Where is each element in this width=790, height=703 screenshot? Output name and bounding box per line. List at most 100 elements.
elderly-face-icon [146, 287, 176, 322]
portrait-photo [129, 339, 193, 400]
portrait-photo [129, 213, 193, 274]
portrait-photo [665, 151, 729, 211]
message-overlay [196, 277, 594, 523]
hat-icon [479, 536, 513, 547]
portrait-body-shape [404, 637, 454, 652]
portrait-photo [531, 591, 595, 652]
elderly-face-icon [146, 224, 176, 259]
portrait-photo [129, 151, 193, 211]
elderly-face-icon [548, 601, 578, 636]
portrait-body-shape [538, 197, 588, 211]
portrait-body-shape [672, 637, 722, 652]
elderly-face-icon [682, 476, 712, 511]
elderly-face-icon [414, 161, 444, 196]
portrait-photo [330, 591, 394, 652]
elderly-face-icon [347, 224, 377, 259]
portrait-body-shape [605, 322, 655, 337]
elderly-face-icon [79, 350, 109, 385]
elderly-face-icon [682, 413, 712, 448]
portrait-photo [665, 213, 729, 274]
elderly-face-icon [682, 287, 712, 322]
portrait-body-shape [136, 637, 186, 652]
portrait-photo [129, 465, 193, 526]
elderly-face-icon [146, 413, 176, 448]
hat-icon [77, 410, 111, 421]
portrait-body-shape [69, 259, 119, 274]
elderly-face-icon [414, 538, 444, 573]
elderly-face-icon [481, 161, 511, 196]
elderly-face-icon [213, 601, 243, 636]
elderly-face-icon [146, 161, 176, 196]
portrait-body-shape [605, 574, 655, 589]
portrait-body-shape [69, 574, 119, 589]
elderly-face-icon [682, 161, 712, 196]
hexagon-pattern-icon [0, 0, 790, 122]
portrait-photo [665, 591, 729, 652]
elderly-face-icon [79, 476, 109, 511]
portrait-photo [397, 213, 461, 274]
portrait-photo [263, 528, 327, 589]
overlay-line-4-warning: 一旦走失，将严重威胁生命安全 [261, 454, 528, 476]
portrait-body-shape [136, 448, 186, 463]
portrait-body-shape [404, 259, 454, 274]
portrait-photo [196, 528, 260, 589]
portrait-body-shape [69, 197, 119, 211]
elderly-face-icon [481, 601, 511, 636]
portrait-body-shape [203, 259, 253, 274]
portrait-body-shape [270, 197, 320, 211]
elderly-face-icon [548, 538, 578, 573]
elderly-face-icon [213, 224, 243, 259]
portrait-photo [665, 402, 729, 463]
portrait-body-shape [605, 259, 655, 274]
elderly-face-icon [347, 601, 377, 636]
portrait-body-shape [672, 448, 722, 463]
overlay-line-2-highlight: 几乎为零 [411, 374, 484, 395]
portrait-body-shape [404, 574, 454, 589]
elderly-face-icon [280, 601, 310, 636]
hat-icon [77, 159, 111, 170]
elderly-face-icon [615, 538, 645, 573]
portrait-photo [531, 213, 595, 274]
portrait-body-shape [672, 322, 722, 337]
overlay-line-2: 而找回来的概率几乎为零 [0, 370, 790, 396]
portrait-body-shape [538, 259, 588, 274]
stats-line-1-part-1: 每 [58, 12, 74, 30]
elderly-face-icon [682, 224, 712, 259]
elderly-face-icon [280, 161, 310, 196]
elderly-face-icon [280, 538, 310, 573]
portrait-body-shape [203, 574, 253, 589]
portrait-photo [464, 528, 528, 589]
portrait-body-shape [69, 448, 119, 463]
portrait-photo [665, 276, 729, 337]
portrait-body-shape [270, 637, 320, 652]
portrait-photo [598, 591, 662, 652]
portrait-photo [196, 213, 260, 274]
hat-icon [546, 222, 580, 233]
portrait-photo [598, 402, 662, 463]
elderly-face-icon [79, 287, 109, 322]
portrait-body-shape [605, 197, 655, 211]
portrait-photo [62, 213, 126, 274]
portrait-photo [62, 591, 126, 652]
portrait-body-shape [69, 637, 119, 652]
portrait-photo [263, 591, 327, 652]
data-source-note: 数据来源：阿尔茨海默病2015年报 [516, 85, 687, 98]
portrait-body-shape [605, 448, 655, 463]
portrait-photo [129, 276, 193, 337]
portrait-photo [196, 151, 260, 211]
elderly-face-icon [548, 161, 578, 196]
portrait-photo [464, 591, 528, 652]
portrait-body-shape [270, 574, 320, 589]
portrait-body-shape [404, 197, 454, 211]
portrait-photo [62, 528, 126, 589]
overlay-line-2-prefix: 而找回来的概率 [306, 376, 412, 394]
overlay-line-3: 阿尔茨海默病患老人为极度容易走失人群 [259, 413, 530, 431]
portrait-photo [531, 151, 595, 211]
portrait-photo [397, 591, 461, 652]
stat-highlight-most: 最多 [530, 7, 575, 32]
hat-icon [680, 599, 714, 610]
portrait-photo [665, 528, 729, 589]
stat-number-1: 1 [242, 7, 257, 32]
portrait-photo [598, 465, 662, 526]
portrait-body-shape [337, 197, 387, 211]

☆ ☆ ☆ ☆ ☆ ☆ ☆

> [TASK DIRECTIONS]:
Can you copy all of the lines above without changing a single character?

> [COMPLETE ANSWER]:
Where is each element in this width=790, height=703 screenshot? Output name and bounding box per line. List at most 100 elements.
elderly-face-icon [146, 287, 176, 322]
portrait-photo [129, 339, 193, 400]
portrait-photo [129, 213, 193, 274]
portrait-photo [665, 151, 729, 211]
message-overlay [196, 277, 594, 523]
hat-icon [479, 536, 513, 547]
portrait-body-shape [404, 637, 454, 652]
portrait-photo [531, 591, 595, 652]
elderly-face-icon [146, 224, 176, 259]
portrait-photo [129, 151, 193, 211]
elderly-face-icon [548, 601, 578, 636]
portrait-body-shape [538, 197, 588, 211]
portrait-body-shape [672, 637, 722, 652]
elderly-face-icon [682, 476, 712, 511]
elderly-face-icon [414, 161, 444, 196]
portrait-photo [330, 591, 394, 652]
elderly-face-icon [347, 224, 377, 259]
portrait-body-shape [605, 322, 655, 337]
elderly-face-icon [79, 350, 109, 385]
elderly-face-icon [682, 413, 712, 448]
portrait-photo [665, 213, 729, 274]
elderly-face-icon [682, 287, 712, 322]
portrait-body-shape [136, 637, 186, 652]
portrait-photo [129, 465, 193, 526]
elderly-face-icon [146, 413, 176, 448]
hat-icon [77, 410, 111, 421]
portrait-body-shape [69, 259, 119, 274]
elderly-face-icon [414, 538, 444, 573]
elderly-face-icon [481, 161, 511, 196]
elderly-face-icon [213, 601, 243, 636]
elderly-face-icon [146, 161, 176, 196]
portrait-body-shape [605, 574, 655, 589]
portrait-body-shape [69, 574, 119, 589]
elderly-face-icon [682, 161, 712, 196]
hexagon-pattern-icon [0, 0, 790, 122]
portrait-photo [665, 591, 729, 652]
elderly-face-icon [79, 476, 109, 511]
portrait-photo [397, 213, 461, 274]
portrait-photo [263, 528, 327, 589]
overlay-line-4-warning: 一旦走失，将严重威胁生命安全 [261, 454, 528, 476]
portrait-body-shape [136, 448, 186, 463]
portrait-body-shape [404, 259, 454, 274]
portrait-photo [196, 528, 260, 589]
portrait-body-shape [69, 197, 119, 211]
elderly-face-icon [481, 601, 511, 636]
portrait-body-shape [203, 259, 253, 274]
portrait-body-shape [270, 197, 320, 211]
elderly-face-icon [548, 538, 578, 573]
elderly-face-icon [213, 224, 243, 259]
portrait-photo [665, 402, 729, 463]
portrait-body-shape [605, 259, 655, 274]
elderly-face-icon [347, 601, 377, 636]
portrait-body-shape [672, 448, 722, 463]
overlay-line-2-highlight: 几乎为零 [411, 374, 484, 395]
portrait-body-shape [404, 574, 454, 589]
elderly-face-icon [280, 601, 310, 636]
hat-icon [77, 159, 111, 170]
elderly-face-icon [615, 538, 645, 573]
portrait-photo [531, 213, 595, 274]
portrait-body-shape [672, 322, 722, 337]
overlay-line-2: 而找回来的概率几乎为零 [0, 370, 790, 396]
portrait-body-shape [538, 259, 588, 274]
stats-line-1-part-1: 每 [58, 12, 74, 30]
elderly-face-icon [682, 224, 712, 259]
elderly-face-icon [280, 161, 310, 196]
elderly-face-icon [280, 538, 310, 573]
portrait-body-shape [203, 574, 253, 589]
portrait-photo [464, 528, 528, 589]
portrait-body-shape [69, 448, 119, 463]
portrait-photo [665, 276, 729, 337]
portrait-body-shape [270, 637, 320, 652]
portrait-photo [598, 591, 662, 652]
portrait-photo [196, 213, 260, 274]
hat-icon [546, 222, 580, 233]
portrait-photo [598, 402, 662, 463]
elderly-face-icon [79, 287, 109, 322]
portrait-body-shape [605, 197, 655, 211]
portrait-photo [62, 213, 126, 274]
portrait-photo [62, 591, 126, 652]
portrait-body-shape [69, 637, 119, 652]
portrait-photo [263, 591, 327, 652]
data-source-note: 数据来源：阿尔茨海默病2015年报 [516, 85, 687, 98]
portrait-body-shape [605, 448, 655, 463]
portrait-photo [129, 276, 193, 337]
portrait-photo [196, 151, 260, 211]
elderly-face-icon [548, 161, 578, 196]
portrait-photo [464, 591, 528, 652]
portrait-body-shape [270, 574, 320, 589]
portrait-body-shape [404, 197, 454, 211]
portrait-photo [62, 528, 126, 589]
overlay-line-2-prefix: 而找回来的概率 [306, 376, 412, 394]
overlay-line-3: 阿尔茨海默病患老人为极度容易走失人群 [259, 413, 530, 431]
portrait-photo [531, 151, 595, 211]
portrait-photo [397, 591, 461, 652]
stat-highlight-most: 最多 [530, 7, 575, 32]
hat-icon [680, 599, 714, 610]
portrait-photo [665, 528, 729, 589]
stat-number-1: 1 [242, 7, 257, 32]
portrait-photo [598, 465, 662, 526]
portrait-body-shape [337, 197, 387, 211]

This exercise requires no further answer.